Problem description:
Make an exact copy of the listing below.

Extracted records:

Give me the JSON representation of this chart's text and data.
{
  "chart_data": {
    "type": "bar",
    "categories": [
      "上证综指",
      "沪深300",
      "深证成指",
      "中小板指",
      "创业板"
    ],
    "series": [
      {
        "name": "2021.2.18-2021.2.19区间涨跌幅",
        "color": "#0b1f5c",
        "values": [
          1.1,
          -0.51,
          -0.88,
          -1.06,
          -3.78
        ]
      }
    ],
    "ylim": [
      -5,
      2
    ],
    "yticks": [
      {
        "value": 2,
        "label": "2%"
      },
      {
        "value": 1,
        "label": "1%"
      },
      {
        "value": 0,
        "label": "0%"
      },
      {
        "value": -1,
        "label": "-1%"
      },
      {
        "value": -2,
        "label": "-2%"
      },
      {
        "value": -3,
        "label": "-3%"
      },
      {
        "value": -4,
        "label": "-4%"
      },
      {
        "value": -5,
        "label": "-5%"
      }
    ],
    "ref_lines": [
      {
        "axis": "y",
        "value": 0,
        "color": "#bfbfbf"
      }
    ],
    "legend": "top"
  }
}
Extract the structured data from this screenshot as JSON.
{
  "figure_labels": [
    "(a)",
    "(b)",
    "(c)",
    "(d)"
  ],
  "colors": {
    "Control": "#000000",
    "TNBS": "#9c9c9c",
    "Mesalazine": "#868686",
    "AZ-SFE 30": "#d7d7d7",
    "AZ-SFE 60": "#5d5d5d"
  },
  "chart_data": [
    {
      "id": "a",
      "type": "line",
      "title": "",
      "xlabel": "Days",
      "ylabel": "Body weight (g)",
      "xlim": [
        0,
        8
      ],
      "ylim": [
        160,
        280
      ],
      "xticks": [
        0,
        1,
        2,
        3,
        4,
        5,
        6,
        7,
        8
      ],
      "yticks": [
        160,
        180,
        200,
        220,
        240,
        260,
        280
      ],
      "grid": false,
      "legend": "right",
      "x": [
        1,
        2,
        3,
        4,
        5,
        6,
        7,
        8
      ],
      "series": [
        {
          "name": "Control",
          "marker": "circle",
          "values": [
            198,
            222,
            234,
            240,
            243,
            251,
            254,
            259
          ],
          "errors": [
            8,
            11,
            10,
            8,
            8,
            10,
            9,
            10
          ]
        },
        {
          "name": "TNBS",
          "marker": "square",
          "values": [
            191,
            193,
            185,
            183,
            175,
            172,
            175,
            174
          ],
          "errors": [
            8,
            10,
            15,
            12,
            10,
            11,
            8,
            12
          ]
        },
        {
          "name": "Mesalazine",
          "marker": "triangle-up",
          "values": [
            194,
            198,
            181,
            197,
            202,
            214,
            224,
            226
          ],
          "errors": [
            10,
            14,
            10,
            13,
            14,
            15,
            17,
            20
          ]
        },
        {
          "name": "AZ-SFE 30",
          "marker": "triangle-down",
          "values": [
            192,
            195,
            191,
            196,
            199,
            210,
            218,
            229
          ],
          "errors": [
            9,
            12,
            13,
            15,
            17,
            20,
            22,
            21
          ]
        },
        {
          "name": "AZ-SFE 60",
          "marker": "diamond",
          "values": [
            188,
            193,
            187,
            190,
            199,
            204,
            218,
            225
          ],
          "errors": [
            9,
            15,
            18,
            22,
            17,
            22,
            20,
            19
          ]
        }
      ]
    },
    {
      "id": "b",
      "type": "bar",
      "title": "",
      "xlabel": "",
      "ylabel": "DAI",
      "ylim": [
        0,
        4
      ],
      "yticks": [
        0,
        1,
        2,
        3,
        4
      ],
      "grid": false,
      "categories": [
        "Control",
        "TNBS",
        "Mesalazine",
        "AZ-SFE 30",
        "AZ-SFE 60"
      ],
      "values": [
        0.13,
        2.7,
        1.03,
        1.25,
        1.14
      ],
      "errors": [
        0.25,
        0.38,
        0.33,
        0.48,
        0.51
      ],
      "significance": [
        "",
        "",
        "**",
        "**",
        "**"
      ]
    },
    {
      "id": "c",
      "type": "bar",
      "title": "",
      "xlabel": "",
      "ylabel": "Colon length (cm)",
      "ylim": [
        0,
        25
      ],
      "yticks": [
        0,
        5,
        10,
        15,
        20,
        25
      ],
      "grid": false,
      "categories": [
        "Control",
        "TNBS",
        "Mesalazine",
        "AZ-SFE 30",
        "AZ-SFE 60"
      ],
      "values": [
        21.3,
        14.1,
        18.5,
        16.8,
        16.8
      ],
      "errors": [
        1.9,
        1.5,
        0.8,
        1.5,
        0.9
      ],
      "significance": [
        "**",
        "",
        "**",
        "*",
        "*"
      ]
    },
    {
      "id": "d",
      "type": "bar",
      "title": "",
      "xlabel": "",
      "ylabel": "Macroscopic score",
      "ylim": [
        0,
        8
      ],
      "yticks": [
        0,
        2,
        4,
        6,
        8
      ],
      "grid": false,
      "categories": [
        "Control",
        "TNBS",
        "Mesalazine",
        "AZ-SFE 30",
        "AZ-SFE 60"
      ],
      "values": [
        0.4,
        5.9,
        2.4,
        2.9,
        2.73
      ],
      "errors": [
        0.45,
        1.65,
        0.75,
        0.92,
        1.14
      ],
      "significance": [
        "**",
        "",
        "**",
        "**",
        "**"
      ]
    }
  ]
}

Written reply:
Give me the JSON representation of this chart's text and data.
{
  "chart_data": {
    "type": "bar",
    "categories": [
      "上证综指",
      "沪深300",
      "深证成指",
      "中小板指",
      "创业板"
    ],
    "series": [
      {
        "name": "2021.2.18-2021.2.19区间涨跌幅",
        "color": "#0b1f5c",
        "values": [
          1.1,
          -0.51,
          -0.88,
          -1.06,
          -3.78
        ]
      }
    ],
    "ylim": [
      -5,
      2
    ],
    "yticks": [
      {
        "value": 2,
        "label": "2%"
      },
      {
        "value": 1,
        "label": "1%"
      },
      {
        "value": 0,
        "label": "0%"
      },
      {
        "value": -1,
        "label": "-1%"
      },
      {
        "value": -2,
        "label": "-2%"
      },
      {
        "value": -3,
        "label": "-3%"
      },
      {
        "value": -4,
        "label": "-4%"
      },
      {
        "value": -5,
        "label": "-5%"
      }
    ],
    "ref_lines": [
      {
        "axis": "y",
        "value": 0,
        "color": "#bfbfbf"
      }
    ],
    "legend": "top"
  }
}
Extract the structured data from this screenshot as JSON.
{
  "figure_labels": [
    "(a)",
    "(b)",
    "(c)",
    "(d)"
  ],
  "colors": {
    "Control": "#000000",
    "TNBS": "#9c9c9c",
    "Mesalazine": "#868686",
    "AZ-SFE 30": "#d7d7d7",
    "AZ-SFE 60": "#5d5d5d"
  },
  "chart_data": [
    {
      "id": "a",
      "type": "line",
      "title": "",
      "xlabel": "Days",
      "ylabel": "Body weight (g)",
      "xlim": [
        0,
        8
      ],
      "ylim": [
        160,
        280
      ],
      "xticks": [
        0,
        1,
        2,
        3,
        4,
        5,
        6,
        7,
        8
      ],
      "yticks": [
        160,
        180,
        200,
        220,
        240,
        260,
        280
      ],
      "grid": false,
      "legend": "right",
      "x": [
        1,
        2,
        3,
        4,
        5,
        6,
        7,
        8
      ],
      "series": [
        {
          "name": "Control",
          "marker": "circle",
          "values": [
            198,
            222,
            234,
            240,
            243,
            251,
            254,
            259
          ],
          "errors": [
            8,
            11,
            10,
            8,
            8,
            10,
            9,
            10
          ]
        },
        {
          "name": "TNBS",
          "marker": "square",
          "values": [
            191,
            193,
            185,
            183,
            175,
            172,
            175,
            174
          ],
          "errors": [
            8,
            10,
            15,
            12,
            10,
            11,
            8,
            12
          ]
        },
        {
          "name": "Mesalazine",
          "marker": "triangle-up",
          "values": [
            194,
            198,
            181,
            197,
            202,
            214,
            224,
            226
          ],
          "errors": [
            10,
            14,
            10,
            13,
            14,
            15,
            17,
            20
          ]
        },
        {
          "name": "AZ-SFE 30",
          "marker": "triangle-down",
          "values": [
            192,
            195,
            191,
            196,
            199,
            210,
            218,
            229
          ],
          "errors": [
            9,
            12,
            13,
            15,
            17,
            20,
            22,
            21
          ]
        },
        {
          "name": "AZ-SFE 60",
          "marker": "diamond",
          "values": [
            188,
            193,
            187,
            190,
            199,
            204,
            218,
            225
          ],
          "errors": [
            9,
            15,
            18,
            22,
            17,
            22,
            20,
            19
          ]
        }
      ]
    },
    {
      "id": "b",
      "type": "bar",
      "title": "",
      "xlabel": "",
      "ylabel": "DAI",
      "ylim": [
        0,
        4
      ],
      "yticks": [
        0,
        1,
        2,
        3,
        4
      ],
      "grid": false,
      "categories": [
        "Control",
        "TNBS",
        "Mesalazine",
        "AZ-SFE 30",
        "AZ-SFE 60"
      ],
      "values": [
        0.13,
        2.7,
        1.03,
        1.25,
        1.14
      ],
      "errors": [
        0.25,
        0.38,
        0.33,
        0.48,
        0.51
      ],
      "significance": [
        "",
        "",
        "**",
        "**",
        "**"
      ]
    },
    {
      "id": "c",
      "type": "bar",
      "title": "",
      "xlabel": "",
      "ylabel": "Colon length (cm)",
      "ylim": [
        0,
        25
      ],
      "yticks": [
        0,
        5,
        10,
        15,
        20,
        25
      ],
      "grid": false,
      "categories": [
        "Control",
        "TNBS",
        "Mesalazine",
        "AZ-SFE 30",
        "AZ-SFE 60"
      ],
      "values": [
        21.3,
        14.1,
        18.5,
        16.8,
        16.8
      ],
      "errors": [
        1.9,
        1.5,
        0.8,
        1.5,
        0.9
      ],
      "significance": [
        "**",
        "",
        "**",
        "*",
        "*"
      ]
    },
    {
      "id": "d",
      "type": "bar",
      "title": "",
      "xlabel": "",
      "ylabel": "Macroscopic score",
      "ylim": [
        0,
        8
      ],
      "yticks": [
        0,
        2,
        4,
        6,
        8
      ],
      "grid": false,
      "categories": [
        "Control",
        "TNBS",
        "Mesalazine",
        "AZ-SFE 30",
        "AZ-SFE 60"
      ],
      "values": [
        0.4,
        5.9,
        2.4,
        2.9,
        2.73
      ],
      "errors": [
        0.45,
        1.65,
        0.75,
        0.92,
        1.14
      ],
      "significance": [
        "**",
        "",
        "**",
        "**",
        "**"
      ]
    }
  ]
}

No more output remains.